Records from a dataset
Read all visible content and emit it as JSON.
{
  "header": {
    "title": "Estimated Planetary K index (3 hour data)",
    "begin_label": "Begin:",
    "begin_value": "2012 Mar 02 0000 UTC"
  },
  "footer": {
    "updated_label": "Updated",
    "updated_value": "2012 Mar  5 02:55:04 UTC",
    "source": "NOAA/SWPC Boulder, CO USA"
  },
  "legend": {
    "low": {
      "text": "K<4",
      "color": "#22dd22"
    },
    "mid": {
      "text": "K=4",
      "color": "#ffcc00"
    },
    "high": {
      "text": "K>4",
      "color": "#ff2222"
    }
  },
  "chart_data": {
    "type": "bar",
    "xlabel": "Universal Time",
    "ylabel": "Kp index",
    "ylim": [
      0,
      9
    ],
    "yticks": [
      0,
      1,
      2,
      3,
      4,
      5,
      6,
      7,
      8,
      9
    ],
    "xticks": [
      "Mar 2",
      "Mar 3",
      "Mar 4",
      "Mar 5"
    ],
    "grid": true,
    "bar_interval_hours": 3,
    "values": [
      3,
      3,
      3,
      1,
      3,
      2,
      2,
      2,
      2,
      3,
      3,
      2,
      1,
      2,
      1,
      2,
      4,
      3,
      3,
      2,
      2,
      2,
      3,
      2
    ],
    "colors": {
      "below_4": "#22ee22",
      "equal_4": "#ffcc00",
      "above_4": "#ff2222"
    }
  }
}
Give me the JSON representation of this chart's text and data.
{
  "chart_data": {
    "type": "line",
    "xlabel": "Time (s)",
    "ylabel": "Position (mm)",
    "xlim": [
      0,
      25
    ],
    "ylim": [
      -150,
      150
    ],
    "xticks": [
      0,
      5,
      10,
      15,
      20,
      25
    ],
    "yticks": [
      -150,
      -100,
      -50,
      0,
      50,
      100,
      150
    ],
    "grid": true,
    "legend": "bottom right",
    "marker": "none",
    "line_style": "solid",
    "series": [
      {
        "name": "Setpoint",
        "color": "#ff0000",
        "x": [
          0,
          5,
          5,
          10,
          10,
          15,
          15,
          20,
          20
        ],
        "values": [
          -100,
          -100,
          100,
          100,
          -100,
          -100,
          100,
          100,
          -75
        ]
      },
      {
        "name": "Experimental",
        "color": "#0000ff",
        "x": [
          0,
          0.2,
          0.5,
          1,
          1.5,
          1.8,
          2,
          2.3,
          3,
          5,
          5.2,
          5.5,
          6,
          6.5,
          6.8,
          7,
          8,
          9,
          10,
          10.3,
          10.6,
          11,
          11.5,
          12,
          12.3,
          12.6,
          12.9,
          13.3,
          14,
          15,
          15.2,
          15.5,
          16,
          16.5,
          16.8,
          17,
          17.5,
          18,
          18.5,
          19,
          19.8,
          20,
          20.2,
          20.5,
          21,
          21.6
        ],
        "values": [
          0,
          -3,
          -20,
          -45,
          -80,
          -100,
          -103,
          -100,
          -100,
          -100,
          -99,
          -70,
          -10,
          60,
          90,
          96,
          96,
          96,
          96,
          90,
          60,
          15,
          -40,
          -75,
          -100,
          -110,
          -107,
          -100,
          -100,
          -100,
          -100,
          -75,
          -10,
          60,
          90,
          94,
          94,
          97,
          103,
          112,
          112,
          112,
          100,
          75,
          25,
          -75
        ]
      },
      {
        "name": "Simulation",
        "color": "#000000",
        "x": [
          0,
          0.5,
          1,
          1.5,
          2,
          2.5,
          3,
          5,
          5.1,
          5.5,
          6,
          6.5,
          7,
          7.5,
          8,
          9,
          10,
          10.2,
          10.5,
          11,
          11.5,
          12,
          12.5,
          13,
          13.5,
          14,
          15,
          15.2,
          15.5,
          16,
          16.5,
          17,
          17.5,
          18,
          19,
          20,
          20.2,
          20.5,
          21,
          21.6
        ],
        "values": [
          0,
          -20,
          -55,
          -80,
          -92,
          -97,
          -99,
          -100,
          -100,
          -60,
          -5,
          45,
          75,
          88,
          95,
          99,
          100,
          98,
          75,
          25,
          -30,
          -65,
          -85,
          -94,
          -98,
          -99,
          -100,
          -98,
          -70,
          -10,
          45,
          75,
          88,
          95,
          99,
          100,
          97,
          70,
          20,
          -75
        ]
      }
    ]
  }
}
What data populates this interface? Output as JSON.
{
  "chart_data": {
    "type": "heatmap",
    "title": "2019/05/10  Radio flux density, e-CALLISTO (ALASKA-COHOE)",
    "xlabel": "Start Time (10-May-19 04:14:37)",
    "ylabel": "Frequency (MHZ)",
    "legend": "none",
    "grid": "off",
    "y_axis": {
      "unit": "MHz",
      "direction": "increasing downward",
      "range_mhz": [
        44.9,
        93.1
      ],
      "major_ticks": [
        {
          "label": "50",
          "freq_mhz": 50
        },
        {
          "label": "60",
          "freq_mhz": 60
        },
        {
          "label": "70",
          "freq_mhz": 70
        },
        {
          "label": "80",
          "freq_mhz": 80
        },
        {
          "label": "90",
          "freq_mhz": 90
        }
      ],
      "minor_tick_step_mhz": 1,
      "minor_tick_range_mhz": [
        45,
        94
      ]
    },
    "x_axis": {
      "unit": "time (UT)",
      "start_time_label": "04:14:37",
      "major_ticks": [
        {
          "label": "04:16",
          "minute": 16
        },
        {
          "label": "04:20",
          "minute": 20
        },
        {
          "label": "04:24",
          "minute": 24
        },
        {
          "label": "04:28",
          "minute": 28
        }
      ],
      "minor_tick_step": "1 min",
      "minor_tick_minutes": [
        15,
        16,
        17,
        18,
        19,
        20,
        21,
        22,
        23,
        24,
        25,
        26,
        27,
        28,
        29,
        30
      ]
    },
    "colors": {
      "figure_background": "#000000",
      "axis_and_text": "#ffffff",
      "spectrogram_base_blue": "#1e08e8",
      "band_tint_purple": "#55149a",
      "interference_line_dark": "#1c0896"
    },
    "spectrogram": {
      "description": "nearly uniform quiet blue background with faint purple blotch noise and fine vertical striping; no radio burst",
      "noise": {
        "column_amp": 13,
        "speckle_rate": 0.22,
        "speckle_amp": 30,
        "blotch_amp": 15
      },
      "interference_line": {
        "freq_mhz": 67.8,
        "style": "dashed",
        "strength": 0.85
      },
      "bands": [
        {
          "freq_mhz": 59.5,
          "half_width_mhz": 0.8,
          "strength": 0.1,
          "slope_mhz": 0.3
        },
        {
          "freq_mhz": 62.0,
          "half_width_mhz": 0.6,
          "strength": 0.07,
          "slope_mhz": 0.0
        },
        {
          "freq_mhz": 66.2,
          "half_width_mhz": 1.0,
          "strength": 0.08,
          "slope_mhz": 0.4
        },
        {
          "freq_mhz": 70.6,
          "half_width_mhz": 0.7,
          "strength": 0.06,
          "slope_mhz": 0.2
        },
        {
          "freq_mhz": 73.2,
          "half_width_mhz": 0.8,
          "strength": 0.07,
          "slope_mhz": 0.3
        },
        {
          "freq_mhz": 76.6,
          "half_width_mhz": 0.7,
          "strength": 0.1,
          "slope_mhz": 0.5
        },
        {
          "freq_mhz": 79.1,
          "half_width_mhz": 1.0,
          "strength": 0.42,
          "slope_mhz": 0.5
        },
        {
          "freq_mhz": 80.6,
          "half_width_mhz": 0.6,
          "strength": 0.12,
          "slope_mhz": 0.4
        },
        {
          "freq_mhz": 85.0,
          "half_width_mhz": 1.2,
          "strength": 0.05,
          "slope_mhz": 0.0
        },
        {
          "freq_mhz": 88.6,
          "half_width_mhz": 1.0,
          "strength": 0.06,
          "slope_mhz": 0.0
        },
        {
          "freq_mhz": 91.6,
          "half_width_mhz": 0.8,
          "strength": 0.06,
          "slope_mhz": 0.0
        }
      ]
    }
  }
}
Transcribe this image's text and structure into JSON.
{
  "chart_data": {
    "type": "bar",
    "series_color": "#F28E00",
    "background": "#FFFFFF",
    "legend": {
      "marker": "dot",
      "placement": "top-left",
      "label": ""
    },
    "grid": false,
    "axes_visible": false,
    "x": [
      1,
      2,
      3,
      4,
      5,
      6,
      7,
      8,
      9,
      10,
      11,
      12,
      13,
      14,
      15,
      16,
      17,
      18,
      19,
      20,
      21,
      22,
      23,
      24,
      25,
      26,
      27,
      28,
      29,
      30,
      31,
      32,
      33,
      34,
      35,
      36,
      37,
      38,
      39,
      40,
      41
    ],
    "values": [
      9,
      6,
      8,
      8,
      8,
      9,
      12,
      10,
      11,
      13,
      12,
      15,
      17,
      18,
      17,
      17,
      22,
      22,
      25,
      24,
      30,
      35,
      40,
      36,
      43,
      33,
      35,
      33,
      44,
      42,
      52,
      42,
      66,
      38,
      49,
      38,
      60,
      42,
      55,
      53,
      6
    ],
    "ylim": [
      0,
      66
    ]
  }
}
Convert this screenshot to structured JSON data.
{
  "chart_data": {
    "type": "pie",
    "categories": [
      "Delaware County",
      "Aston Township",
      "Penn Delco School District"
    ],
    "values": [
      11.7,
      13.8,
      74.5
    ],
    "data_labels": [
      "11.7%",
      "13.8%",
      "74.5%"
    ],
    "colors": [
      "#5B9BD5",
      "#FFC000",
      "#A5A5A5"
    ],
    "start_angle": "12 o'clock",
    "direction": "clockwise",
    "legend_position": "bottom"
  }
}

(What to produce): Reproduce only those lines of the entries above that run from the line with "Convert this screenshot" to the final line.

(Solution to this problem):
Convert this screenshot to structured JSON data.
{
  "chart_data": {
    "type": "pie",
    "categories": [
      "Delaware County",
      "Aston Township",
      "Penn Delco School District"
    ],
    "values": [
      11.7,
      13.8,
      74.5
    ],
    "data_labels": [
      "11.7%",
      "13.8%",
      "74.5%"
    ],
    "colors": [
      "#5B9BD5",
      "#FFC000",
      "#A5A5A5"
    ],
    "start_angle": "12 o'clock",
    "direction": "clockwise",
    "legend_position": "bottom"
  }
}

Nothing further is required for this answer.